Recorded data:
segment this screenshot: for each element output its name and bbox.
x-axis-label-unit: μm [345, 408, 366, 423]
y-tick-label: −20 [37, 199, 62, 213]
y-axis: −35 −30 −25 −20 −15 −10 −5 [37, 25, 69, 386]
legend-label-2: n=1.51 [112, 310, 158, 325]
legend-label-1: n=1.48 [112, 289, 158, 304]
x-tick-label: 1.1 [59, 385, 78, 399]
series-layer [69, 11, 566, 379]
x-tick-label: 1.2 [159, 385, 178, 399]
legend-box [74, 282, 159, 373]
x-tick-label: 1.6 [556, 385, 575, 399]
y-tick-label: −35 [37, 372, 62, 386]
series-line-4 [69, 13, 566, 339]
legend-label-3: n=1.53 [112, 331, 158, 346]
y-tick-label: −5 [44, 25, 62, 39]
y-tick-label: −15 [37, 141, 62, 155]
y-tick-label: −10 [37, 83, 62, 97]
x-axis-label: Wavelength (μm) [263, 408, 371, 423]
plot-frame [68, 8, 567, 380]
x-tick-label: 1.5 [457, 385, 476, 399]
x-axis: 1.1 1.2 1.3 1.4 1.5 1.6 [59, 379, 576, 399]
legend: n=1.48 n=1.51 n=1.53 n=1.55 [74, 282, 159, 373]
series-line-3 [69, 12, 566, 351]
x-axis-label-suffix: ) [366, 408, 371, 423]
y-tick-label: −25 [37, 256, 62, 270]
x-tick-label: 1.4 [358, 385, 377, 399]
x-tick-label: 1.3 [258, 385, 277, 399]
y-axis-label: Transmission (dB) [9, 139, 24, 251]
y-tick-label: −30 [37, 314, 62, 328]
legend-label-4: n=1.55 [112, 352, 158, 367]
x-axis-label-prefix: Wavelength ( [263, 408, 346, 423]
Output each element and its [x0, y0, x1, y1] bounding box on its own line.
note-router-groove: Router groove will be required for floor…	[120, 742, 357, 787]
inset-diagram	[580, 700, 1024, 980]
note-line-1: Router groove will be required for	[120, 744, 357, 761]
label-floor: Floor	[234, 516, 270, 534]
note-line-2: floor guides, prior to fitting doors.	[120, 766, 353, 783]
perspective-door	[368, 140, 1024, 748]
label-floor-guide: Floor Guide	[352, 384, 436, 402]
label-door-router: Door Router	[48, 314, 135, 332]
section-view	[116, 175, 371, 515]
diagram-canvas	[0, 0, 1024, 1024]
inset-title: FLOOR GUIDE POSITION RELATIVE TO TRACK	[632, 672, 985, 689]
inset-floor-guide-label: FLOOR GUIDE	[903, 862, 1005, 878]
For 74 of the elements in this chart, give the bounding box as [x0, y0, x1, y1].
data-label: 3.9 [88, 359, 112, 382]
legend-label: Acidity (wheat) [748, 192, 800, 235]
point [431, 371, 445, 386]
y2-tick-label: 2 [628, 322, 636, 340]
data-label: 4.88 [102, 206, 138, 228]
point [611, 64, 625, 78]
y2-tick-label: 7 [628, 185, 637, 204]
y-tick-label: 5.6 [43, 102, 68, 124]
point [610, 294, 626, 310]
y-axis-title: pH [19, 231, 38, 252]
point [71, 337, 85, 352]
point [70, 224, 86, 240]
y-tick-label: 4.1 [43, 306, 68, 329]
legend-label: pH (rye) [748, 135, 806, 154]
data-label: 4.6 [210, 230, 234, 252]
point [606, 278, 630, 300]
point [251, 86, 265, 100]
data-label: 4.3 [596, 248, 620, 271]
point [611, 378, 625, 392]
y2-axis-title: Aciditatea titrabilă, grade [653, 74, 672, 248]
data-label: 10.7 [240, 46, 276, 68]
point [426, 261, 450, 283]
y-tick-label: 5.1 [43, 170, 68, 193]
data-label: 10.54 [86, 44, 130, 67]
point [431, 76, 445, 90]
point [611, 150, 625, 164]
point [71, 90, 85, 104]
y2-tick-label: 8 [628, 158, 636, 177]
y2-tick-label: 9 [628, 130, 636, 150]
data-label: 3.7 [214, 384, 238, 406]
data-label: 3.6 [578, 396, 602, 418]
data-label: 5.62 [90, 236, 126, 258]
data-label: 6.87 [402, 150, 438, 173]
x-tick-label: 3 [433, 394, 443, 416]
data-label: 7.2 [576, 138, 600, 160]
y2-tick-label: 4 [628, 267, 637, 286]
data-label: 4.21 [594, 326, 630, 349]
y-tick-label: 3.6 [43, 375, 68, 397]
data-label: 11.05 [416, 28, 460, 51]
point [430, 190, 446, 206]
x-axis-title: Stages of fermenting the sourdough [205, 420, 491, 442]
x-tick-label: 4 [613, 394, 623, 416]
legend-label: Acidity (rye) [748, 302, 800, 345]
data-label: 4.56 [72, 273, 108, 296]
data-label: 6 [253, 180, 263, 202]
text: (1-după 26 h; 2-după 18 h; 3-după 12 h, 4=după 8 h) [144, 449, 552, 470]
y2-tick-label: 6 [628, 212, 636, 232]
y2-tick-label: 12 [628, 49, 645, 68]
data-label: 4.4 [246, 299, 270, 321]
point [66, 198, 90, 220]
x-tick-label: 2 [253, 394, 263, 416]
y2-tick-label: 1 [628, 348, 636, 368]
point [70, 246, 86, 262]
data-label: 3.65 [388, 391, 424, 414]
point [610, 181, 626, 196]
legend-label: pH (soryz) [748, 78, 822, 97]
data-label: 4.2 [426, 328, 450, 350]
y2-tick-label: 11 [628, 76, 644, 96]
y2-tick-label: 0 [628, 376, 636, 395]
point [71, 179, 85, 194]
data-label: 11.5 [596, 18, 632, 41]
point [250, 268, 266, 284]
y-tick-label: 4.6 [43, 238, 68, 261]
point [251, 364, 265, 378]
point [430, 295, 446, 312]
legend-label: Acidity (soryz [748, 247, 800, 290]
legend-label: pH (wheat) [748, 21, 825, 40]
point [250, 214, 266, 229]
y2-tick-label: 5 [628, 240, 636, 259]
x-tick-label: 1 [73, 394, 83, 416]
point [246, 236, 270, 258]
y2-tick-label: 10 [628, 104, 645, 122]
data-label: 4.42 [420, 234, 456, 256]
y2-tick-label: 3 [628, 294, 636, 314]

→ The problem:
Transcribe all of the entries above line for line, keeping every character unchanged.

→ Written response:
segment this screenshot: for each element output its name and bbox.
x-axis-label-unit: μm [345, 408, 366, 423]
y-tick-label: −20 [37, 199, 62, 213]
y-axis: −35 −30 −25 −20 −15 −10 −5 [37, 25, 69, 386]
legend-label-2: n=1.51 [112, 310, 158, 325]
legend-label-1: n=1.48 [112, 289, 158, 304]
x-tick-label: 1.1 [59, 385, 78, 399]
series-layer [69, 11, 566, 379]
x-tick-label: 1.2 [159, 385, 178, 399]
legend-box [74, 282, 159, 373]
x-tick-label: 1.6 [556, 385, 575, 399]
y-tick-label: −35 [37, 372, 62, 386]
series-line-4 [69, 13, 566, 339]
legend-label-3: n=1.53 [112, 331, 158, 346]
y-tick-label: −5 [44, 25, 62, 39]
y-tick-label: −15 [37, 141, 62, 155]
y-tick-label: −10 [37, 83, 62, 97]
x-axis-label: Wavelength (μm) [263, 408, 371, 423]
plot-frame [68, 8, 567, 380]
x-tick-label: 1.5 [457, 385, 476, 399]
x-axis: 1.1 1.2 1.3 1.4 1.5 1.6 [59, 379, 576, 399]
legend: n=1.48 n=1.51 n=1.53 n=1.55 [74, 282, 159, 373]
series-line-3 [69, 12, 566, 351]
x-axis-label-suffix: ) [366, 408, 371, 423]
y-tick-label: −25 [37, 256, 62, 270]
x-tick-label: 1.4 [358, 385, 377, 399]
x-tick-label: 1.3 [258, 385, 277, 399]
y-axis-label: Transmission (dB) [9, 139, 24, 251]
y-tick-label: −30 [37, 314, 62, 328]
legend-label-4: n=1.55 [112, 352, 158, 367]
x-axis-label-prefix: Wavelength ( [263, 408, 346, 423]
Output each element and its [x0, y0, x1, y1] bounding box on its own line.
note-router-groove: Router groove will be required for floor…	[120, 742, 357, 787]
inset-diagram	[580, 700, 1024, 980]
note-line-1: Router groove will be required for	[120, 744, 357, 761]
label-floor: Floor	[234, 516, 270, 534]
note-line-2: floor guides, prior to fitting doors.	[120, 766, 353, 783]
perspective-door	[368, 140, 1024, 748]
label-floor-guide: Floor Guide	[352, 384, 436, 402]
label-door-router: Door Router	[48, 314, 135, 332]
section-view	[116, 175, 371, 515]
diagram-canvas	[0, 0, 1024, 1024]
inset-title: FLOOR GUIDE POSITION RELATIVE TO TRACK	[632, 672, 985, 689]
inset-floor-guide-label: FLOOR GUIDE	[903, 862, 1005, 878]
For 74 of the elements in this chart, give the bounding box as [x0, y0, x1, y1].
data-label: 3.9 [88, 359, 112, 382]
legend-label: Acidity (wheat) [748, 192, 800, 235]
point [431, 371, 445, 386]
y2-tick-label: 2 [628, 322, 636, 340]
data-label: 4.88 [102, 206, 138, 228]
point [611, 64, 625, 78]
y2-tick-label: 7 [628, 185, 637, 204]
y-tick-label: 5.6 [43, 102, 68, 124]
point [610, 294, 626, 310]
y-axis-title: pH [19, 231, 38, 252]
point [71, 337, 85, 352]
point [70, 224, 86, 240]
y-tick-label: 4.1 [43, 306, 68, 329]
legend-label: pH (rye) [748, 135, 806, 154]
data-label: 4.6 [210, 230, 234, 252]
point [606, 278, 630, 300]
point [251, 86, 265, 100]
data-label: 4.3 [596, 248, 620, 271]
point [611, 378, 625, 392]
y2-axis-title: Aciditatea titrabilă, grade [653, 74, 672, 248]
data-label: 10.7 [240, 46, 276, 68]
point [426, 261, 450, 283]
y-tick-label: 5.1 [43, 170, 68, 193]
data-label: 10.54 [86, 44, 130, 67]
point [431, 76, 445, 90]
point [611, 150, 625, 164]
point [71, 90, 85, 104]
y2-tick-label: 8 [628, 158, 636, 177]
y2-tick-label: 9 [628, 130, 636, 150]
data-label: 3.7 [214, 384, 238, 406]
data-label: 3.6 [578, 396, 602, 418]
data-label: 5.62 [90, 236, 126, 258]
data-label: 6.87 [402, 150, 438, 173]
x-tick-label: 3 [433, 394, 443, 416]
data-label: 7.2 [576, 138, 600, 160]
y2-tick-label: 4 [628, 267, 637, 286]
data-label: 4.21 [594, 326, 630, 349]
y-tick-label: 3.6 [43, 375, 68, 397]
data-label: 11.05 [416, 28, 460, 51]
point [430, 190, 446, 206]
x-axis-title: Stages of fermenting the sourdough [205, 420, 491, 442]
x-tick-label: 4 [613, 394, 623, 416]
legend-label: Acidity (rye) [748, 302, 800, 345]
data-label: 4.56 [72, 273, 108, 296]
data-label: 6 [253, 180, 263, 202]
text: (1-după 26 h; 2-după 18 h; 3-după 12 h, 4=după 8 h) [144, 449, 552, 470]
y2-tick-label: 6 [628, 212, 636, 232]
y2-tick-label: 12 [628, 49, 645, 68]
data-label: 4.4 [246, 299, 270, 321]
point [66, 198, 90, 220]
x-tick-label: 2 [253, 394, 263, 416]
y2-tick-label: 1 [628, 348, 636, 368]
point [70, 246, 86, 262]
data-label: 3.65 [388, 391, 424, 414]
point [610, 181, 626, 196]
legend-label: pH (soryz) [748, 78, 822, 97]
data-label: 4.2 [426, 328, 450, 350]
y2-tick-label: 11 [628, 76, 644, 96]
y2-tick-label: 0 [628, 376, 636, 395]
point [71, 179, 85, 194]
data-label: 11.5 [596, 18, 632, 41]
point [250, 268, 266, 284]
y-tick-label: 4.6 [43, 238, 68, 261]
point [251, 364, 265, 378]
point [430, 295, 446, 312]
legend-label: Acidity (soryz [748, 247, 800, 290]
legend-label: pH (wheat) [748, 21, 825, 40]
point [250, 214, 266, 229]
y2-tick-label: 5 [628, 240, 636, 259]
x-tick-label: 1 [73, 394, 83, 416]
point [246, 236, 270, 258]
y2-tick-label: 10 [628, 104, 645, 122]
data-label: 4.42 [420, 234, 456, 256]
y2-tick-label: 3 [628, 294, 636, 314]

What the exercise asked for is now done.